(Data listing)
--- --- ---
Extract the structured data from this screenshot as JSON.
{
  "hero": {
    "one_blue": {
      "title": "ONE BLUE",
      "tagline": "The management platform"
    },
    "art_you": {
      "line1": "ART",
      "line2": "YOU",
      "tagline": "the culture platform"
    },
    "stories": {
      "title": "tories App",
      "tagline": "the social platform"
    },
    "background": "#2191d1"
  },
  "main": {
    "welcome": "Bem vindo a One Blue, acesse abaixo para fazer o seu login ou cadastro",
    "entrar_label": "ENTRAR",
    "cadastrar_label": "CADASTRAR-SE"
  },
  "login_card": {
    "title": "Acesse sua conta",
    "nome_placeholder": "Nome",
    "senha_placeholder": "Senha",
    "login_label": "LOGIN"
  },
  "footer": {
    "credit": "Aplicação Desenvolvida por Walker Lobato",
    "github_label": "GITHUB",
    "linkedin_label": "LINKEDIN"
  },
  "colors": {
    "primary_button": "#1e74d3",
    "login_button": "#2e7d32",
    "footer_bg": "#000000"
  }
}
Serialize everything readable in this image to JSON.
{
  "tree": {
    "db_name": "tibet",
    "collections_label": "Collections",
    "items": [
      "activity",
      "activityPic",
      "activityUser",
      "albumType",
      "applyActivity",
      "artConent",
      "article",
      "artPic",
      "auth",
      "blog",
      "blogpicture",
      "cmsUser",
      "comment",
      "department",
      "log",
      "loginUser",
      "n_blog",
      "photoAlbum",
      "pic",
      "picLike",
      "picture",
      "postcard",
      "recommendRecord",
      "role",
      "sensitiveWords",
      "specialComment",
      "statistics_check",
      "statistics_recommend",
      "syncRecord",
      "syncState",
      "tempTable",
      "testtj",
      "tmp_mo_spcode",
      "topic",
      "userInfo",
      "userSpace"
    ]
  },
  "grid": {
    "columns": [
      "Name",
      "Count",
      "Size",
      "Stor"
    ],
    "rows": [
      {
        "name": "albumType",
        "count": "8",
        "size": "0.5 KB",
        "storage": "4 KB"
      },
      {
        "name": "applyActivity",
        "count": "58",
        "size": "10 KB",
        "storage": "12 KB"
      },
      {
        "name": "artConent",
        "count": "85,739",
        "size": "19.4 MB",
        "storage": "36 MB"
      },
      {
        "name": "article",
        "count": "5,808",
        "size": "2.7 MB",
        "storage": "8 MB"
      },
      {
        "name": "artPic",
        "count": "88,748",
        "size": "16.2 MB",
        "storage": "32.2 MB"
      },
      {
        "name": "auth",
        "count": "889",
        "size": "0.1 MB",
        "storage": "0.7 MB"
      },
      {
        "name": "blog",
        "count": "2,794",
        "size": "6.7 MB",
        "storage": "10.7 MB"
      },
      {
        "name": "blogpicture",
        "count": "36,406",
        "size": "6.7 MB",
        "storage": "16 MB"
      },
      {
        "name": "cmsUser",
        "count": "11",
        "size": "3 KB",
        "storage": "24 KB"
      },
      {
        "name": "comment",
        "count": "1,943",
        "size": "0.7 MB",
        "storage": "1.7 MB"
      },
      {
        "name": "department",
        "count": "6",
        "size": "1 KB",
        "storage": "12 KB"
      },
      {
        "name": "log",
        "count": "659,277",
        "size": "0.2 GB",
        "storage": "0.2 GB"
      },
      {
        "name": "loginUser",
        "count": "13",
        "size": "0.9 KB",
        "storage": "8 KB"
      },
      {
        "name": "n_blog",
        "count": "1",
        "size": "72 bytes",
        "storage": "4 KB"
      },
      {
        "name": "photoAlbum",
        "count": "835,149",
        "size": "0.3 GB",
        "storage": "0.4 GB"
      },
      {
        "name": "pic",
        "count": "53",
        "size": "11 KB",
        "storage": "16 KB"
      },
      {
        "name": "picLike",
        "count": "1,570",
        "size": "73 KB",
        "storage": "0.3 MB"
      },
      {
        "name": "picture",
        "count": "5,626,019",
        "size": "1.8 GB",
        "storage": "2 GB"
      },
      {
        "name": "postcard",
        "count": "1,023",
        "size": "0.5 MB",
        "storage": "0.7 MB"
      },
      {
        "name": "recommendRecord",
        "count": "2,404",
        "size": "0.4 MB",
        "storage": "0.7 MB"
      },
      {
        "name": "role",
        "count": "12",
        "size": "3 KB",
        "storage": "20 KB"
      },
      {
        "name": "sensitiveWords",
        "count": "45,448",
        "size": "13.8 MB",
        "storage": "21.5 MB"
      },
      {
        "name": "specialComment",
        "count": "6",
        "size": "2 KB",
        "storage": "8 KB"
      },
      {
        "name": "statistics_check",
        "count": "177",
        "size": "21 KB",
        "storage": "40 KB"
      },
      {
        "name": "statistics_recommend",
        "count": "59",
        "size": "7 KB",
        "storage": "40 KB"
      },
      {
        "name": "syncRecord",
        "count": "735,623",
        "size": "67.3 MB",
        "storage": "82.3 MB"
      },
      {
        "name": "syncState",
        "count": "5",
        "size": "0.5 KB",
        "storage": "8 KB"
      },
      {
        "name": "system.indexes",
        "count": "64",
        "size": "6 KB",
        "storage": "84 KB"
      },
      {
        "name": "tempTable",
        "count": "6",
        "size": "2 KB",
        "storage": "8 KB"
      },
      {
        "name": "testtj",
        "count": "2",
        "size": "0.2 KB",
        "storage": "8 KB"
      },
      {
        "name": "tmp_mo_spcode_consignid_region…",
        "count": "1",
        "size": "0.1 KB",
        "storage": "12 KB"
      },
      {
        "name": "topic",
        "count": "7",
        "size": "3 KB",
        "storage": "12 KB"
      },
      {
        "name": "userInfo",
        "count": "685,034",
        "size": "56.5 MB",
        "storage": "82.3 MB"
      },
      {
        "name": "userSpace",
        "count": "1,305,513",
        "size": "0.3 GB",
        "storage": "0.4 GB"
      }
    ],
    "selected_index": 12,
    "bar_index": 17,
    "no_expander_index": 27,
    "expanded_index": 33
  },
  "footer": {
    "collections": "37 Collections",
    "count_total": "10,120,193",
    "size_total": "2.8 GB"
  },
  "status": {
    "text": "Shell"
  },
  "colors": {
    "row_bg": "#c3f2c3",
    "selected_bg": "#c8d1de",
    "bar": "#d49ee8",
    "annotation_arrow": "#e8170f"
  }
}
--- --- ---
REQUIREMENTS: How many lines in the records above contain the word "title"? Reply with the number alone.

RESPONSE: 3